+++ Task data
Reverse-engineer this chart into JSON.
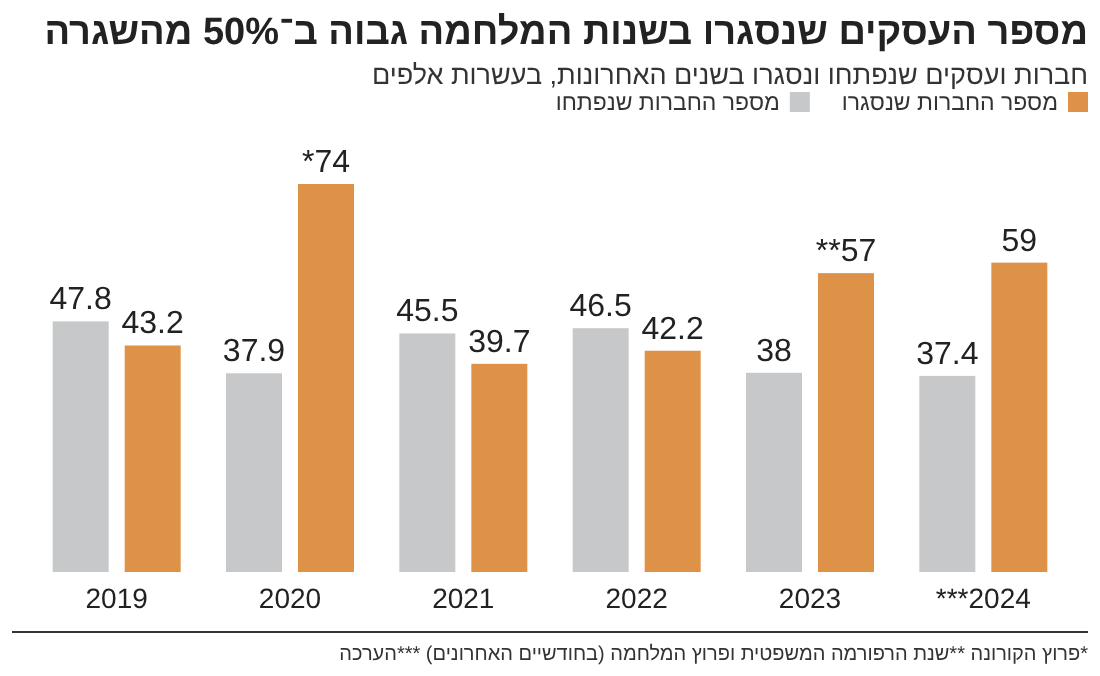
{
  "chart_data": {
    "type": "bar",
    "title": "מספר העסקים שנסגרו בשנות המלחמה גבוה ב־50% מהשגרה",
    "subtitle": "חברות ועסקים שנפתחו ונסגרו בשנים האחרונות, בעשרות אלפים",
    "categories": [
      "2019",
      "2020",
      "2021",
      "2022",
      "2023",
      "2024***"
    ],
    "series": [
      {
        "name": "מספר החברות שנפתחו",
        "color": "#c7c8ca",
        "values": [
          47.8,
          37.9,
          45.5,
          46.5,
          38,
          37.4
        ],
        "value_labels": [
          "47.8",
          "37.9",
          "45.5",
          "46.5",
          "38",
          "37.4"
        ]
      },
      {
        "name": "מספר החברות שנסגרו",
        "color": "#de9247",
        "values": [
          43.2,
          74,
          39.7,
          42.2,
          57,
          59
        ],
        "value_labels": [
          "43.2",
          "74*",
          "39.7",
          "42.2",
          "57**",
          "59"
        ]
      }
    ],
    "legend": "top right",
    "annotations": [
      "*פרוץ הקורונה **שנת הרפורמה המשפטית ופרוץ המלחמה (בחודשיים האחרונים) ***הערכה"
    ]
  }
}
++++++
> [Required task]
Reproduce every record above exactly, omitting the pictures.

> [Answer for this exercise]
Reverse-engineer this chart into JSON.
{
  "chart_data": {
    "type": "bar",
    "title": "מספר העסקים שנסגרו בשנות המלחמה גבוה ב־50% מהשגרה",
    "subtitle": "חברות ועסקים שנפתחו ונסגרו בשנים האחרונות, בעשרות אלפים",
    "categories": [
      "2019",
      "2020",
      "2021",
      "2022",
      "2023",
      "2024***"
    ],
    "series": [
      {
        "name": "מספר החברות שנפתחו",
        "color": "#c7c8ca",
        "values": [
          47.8,
          37.9,
          45.5,
          46.5,
          38,
          37.4
        ],
        "value_labels": [
          "47.8",
          "37.9",
          "45.5",
          "46.5",
          "38",
          "37.4"
        ]
      },
      {
        "name": "מספר החברות שנסגרו",
        "color": "#de9247",
        "values": [
          43.2,
          74,
          39.7,
          42.2,
          57,
          59
        ],
        "value_labels": [
          "43.2",
          "74*",
          "39.7",
          "42.2",
          "57**",
          "59"
        ]
      }
    ],
    "legend": "top right",
    "annotations": [
      "*פרוץ הקורונה **שנת הרפורמה המשפטית ופרוץ המלחמה (בחודשיים האחרונים) ***הערכה"
    ]
  }
}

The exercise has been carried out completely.